(Stored data)
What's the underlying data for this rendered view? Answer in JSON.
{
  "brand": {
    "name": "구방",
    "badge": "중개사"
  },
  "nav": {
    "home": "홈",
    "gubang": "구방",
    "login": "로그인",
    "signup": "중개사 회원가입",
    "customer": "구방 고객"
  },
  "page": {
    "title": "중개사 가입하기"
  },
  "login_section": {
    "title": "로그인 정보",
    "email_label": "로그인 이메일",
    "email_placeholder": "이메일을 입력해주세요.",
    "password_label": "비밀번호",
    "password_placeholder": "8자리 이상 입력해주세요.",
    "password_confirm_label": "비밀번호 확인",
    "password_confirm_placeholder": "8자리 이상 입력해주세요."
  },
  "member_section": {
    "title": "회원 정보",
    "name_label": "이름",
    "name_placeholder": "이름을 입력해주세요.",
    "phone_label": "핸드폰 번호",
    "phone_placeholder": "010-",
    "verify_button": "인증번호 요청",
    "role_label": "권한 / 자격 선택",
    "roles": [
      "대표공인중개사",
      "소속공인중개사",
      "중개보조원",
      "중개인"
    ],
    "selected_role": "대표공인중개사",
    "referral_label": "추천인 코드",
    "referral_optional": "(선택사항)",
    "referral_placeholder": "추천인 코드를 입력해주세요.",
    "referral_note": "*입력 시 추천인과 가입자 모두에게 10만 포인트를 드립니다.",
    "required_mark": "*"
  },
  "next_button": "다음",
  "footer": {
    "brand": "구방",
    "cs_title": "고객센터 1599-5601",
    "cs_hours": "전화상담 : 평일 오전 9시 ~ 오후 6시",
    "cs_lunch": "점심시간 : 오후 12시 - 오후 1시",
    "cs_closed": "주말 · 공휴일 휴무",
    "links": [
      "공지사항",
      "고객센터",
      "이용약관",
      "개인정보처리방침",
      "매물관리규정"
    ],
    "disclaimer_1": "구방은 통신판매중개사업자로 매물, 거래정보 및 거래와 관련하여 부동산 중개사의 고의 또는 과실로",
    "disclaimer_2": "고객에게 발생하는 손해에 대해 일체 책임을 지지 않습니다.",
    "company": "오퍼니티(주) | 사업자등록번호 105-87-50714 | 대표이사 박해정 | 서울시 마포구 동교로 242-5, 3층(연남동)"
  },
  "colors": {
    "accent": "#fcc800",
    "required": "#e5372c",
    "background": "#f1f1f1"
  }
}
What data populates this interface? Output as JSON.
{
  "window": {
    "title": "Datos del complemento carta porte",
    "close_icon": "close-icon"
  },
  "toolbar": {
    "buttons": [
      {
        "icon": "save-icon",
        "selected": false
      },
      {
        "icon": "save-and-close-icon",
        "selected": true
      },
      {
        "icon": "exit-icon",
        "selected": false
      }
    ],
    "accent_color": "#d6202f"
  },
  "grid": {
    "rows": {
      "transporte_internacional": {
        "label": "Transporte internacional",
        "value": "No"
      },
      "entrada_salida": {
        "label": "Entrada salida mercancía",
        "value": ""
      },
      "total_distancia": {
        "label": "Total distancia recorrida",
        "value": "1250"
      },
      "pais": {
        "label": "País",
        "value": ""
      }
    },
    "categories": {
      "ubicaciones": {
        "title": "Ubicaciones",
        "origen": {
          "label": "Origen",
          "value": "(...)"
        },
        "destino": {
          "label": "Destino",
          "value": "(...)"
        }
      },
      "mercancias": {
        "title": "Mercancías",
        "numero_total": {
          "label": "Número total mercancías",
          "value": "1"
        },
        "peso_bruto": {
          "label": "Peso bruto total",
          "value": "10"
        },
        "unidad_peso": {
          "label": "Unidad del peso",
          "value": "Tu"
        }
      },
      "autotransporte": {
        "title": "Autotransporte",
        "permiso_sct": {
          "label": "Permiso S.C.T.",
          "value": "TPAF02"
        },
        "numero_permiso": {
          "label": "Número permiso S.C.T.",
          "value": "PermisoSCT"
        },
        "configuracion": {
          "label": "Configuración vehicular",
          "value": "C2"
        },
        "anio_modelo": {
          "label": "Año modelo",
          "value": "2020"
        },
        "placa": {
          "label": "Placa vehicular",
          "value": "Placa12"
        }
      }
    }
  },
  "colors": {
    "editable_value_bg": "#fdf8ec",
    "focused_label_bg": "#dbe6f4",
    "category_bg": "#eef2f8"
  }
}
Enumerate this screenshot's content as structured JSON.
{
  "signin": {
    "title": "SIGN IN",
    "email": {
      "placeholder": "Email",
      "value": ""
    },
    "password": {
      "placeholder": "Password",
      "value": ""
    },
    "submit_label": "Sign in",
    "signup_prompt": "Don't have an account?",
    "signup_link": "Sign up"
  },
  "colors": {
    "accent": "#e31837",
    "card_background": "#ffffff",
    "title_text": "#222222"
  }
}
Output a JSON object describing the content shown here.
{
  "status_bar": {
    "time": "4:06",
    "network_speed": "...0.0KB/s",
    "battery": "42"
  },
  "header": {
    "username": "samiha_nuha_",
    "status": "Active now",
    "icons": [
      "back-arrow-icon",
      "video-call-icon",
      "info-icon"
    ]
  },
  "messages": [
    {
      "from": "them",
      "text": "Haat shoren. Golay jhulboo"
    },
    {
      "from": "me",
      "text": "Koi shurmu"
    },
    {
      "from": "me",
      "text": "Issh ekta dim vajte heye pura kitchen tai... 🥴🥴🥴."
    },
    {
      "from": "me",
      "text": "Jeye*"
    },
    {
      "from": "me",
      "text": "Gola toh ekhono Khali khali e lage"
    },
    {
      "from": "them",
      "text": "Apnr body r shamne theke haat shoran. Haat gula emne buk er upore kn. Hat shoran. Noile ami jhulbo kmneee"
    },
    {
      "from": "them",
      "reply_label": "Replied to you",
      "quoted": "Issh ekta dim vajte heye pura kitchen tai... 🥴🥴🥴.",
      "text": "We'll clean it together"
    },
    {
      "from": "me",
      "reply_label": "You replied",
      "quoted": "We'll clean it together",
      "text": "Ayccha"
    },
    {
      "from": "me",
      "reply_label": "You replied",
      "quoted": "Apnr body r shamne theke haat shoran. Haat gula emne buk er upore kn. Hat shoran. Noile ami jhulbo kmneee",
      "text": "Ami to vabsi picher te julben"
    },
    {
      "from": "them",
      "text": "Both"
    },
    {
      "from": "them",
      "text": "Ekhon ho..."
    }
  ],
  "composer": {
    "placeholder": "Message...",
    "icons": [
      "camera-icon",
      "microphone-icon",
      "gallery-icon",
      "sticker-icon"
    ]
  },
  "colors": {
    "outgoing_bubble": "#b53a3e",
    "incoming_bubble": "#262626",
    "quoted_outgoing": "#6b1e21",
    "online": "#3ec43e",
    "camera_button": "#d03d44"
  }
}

Task directions.
Send back every record, precisely as written.

Result of this exercise.
What's the underlying data for this rendered view? Answer in JSON.
{
  "brand": {
    "name": "구방",
    "badge": "중개사"
  },
  "nav": {
    "home": "홈",
    "gubang": "구방",
    "login": "로그인",
    "signup": "중개사 회원가입",
    "customer": "구방 고객"
  },
  "page": {
    "title": "중개사 가입하기"
  },
  "login_section": {
    "title": "로그인 정보",
    "email_label": "로그인 이메일",
    "email_placeholder": "이메일을 입력해주세요.",
    "password_label": "비밀번호",
    "password_placeholder": "8자리 이상 입력해주세요.",
    "password_confirm_label": "비밀번호 확인",
    "password_confirm_placeholder": "8자리 이상 입력해주세요."
  },
  "member_section": {
    "title": "회원 정보",
    "name_label": "이름",
    "name_placeholder": "이름을 입력해주세요.",
    "phone_label": "핸드폰 번호",
    "phone_placeholder": "010-",
    "verify_button": "인증번호 요청",
    "role_label": "권한 / 자격 선택",
    "roles": [
      "대표공인중개사",
      "소속공인중개사",
      "중개보조원",
      "중개인"
    ],
    "selected_role": "대표공인중개사",
    "referral_label": "추천인 코드",
    "referral_optional": "(선택사항)",
    "referral_placeholder": "추천인 코드를 입력해주세요.",
    "referral_note": "*입력 시 추천인과 가입자 모두에게 10만 포인트를 드립니다.",
    "required_mark": "*"
  },
  "next_button": "다음",
  "footer": {
    "brand": "구방",
    "cs_title": "고객센터 1599-5601",
    "cs_hours": "전화상담 : 평일 오전 9시 ~ 오후 6시",
    "cs_lunch": "점심시간 : 오후 12시 - 오후 1시",
    "cs_closed": "주말 · 공휴일 휴무",
    "links": [
      "공지사항",
      "고객센터",
      "이용약관",
      "개인정보처리방침",
      "매물관리규정"
    ],
    "disclaimer_1": "구방은 통신판매중개사업자로 매물, 거래정보 및 거래와 관련하여 부동산 중개사의 고의 또는 과실로",
    "disclaimer_2": "고객에게 발생하는 손해에 대해 일체 책임을 지지 않습니다.",
    "company": "오퍼니티(주) | 사업자등록번호 105-87-50714 | 대표이사 박해정 | 서울시 마포구 동교로 242-5, 3층(연남동)"
  },
  "colors": {
    "accent": "#fcc800",
    "required": "#e5372c",
    "background": "#f1f1f1"
  }
}
What data populates this interface? Output as JSON.
{
  "window": {
    "title": "Datos del complemento carta porte",
    "close_icon": "close-icon"
  },
  "toolbar": {
    "buttons": [
      {
        "icon": "save-icon",
        "selected": false
      },
      {
        "icon": "save-and-close-icon",
        "selected": true
      },
      {
        "icon": "exit-icon",
        "selected": false
      }
    ],
    "accent_color": "#d6202f"
  },
  "grid": {
    "rows": {
      "transporte_internacional": {
        "label": "Transporte internacional",
        "value": "No"
      },
      "entrada_salida": {
        "label": "Entrada salida mercancía",
        "value": ""
      },
      "total_distancia": {
        "label": "Total distancia recorrida",
        "value": "1250"
      },
      "pais": {
        "label": "País",
        "value": ""
      }
    },
    "categories": {
      "ubicaciones": {
        "title": "Ubicaciones",
        "origen": {
          "label": "Origen",
          "value": "(...)"
        },
        "destino": {
          "label": "Destino",
          "value": "(...)"
        }
      },
      "mercancias": {
        "title": "Mercancías",
        "numero_total": {
          "label": "Número total mercancías",
          "value": "1"
        },
        "peso_bruto": {
          "label": "Peso bruto total",
          "value": "10"
        },
        "unidad_peso": {
          "label": "Unidad del peso",
          "value": "Tu"
        }
      },
      "autotransporte": {
        "title": "Autotransporte",
        "permiso_sct": {
          "label": "Permiso S.C.T.",
          "value": "TPAF02"
        },
        "numero_permiso": {
          "label": "Número permiso S.C.T.",
          "value": "PermisoSCT"
        },
        "configuracion": {
          "label": "Configuración vehicular",
          "value": "C2"
        },
        "anio_modelo": {
          "label": "Año modelo",
          "value": "2020"
        },
        "placa": {
          "label": "Placa vehicular",
          "value": "Placa12"
        }
      }
    }
  },
  "colors": {
    "editable_value_bg": "#fdf8ec",
    "focused_label_bg": "#dbe6f4",
    "category_bg": "#eef2f8"
  }
}
Enumerate this screenshot's content as structured JSON.
{
  "signin": {
    "title": "SIGN IN",
    "email": {
      "placeholder": "Email",
      "value": ""
    },
    "password": {
      "placeholder": "Password",
      "value": ""
    },
    "submit_label": "Sign in",
    "signup_prompt": "Don't have an account?",
    "signup_link": "Sign up"
  },
  "colors": {
    "accent": "#e31837",
    "card_background": "#ffffff",
    "title_text": "#222222"
  }
}
Output a JSON object describing the content shown here.
{
  "status_bar": {
    "time": "4:06",
    "network_speed": "...0.0KB/s",
    "battery": "42"
  },
  "header": {
    "username": "samiha_nuha_",
    "status": "Active now",
    "icons": [
      "back-arrow-icon",
      "video-call-icon",
      "info-icon"
    ]
  },
  "messages": [
    {
      "from": "them",
      "text": "Haat shoren. Golay jhulboo"
    },
    {
      "from": "me",
      "text": "Koi shurmu"
    },
    {
      "from": "me",
      "text": "Issh ekta dim vajte heye pura kitchen tai... 🥴🥴🥴."
    },
    {
      "from": "me",
      "text": "Jeye*"
    },
    {
      "from": "me",
      "text": "Gola toh ekhono Khali khali e lage"
    },
    {
      "from": "them",
      "text": "Apnr body r shamne theke haat shoran. Haat gula emne buk er upore kn. Hat shoran. Noile ami jhulbo kmneee"
    },
    {
      "from": "them",
      "reply_label": "Replied to you",
      "quoted": "Issh ekta dim vajte heye pura kitchen tai... 🥴🥴🥴.",
      "text": "We'll clean it together"
    },
    {
      "from": "me",
      "reply_label": "You replied",
      "quoted": "We'll clean it together",
      "text": "Ayccha"
    },
    {
      "from": "me",
      "reply_label": "You replied",
      "quoted": "Apnr body r shamne theke haat shoran. Haat gula emne buk er upore kn. Hat shoran. Noile ami jhulbo kmneee",
      "text": "Ami to vabsi picher te julben"
    },
    {
      "from": "them",
      "text": "Both"
    },
    {
      "from": "them",
      "text": "Ekhon ho..."
    }
  ],
  "composer": {
    "placeholder": "Message...",
    "icons": [
      "camera-icon",
      "microphone-icon",
      "gallery-icon",
      "sticker-icon"
    ]
  },
  "colors": {
    "outgoing_bubble": "#b53a3e",
    "incoming_bubble": "#262626",
    "quoted_outgoing": "#6b1e21",
    "online": "#3ec43e",
    "camera_button": "#d03d44"
  }
}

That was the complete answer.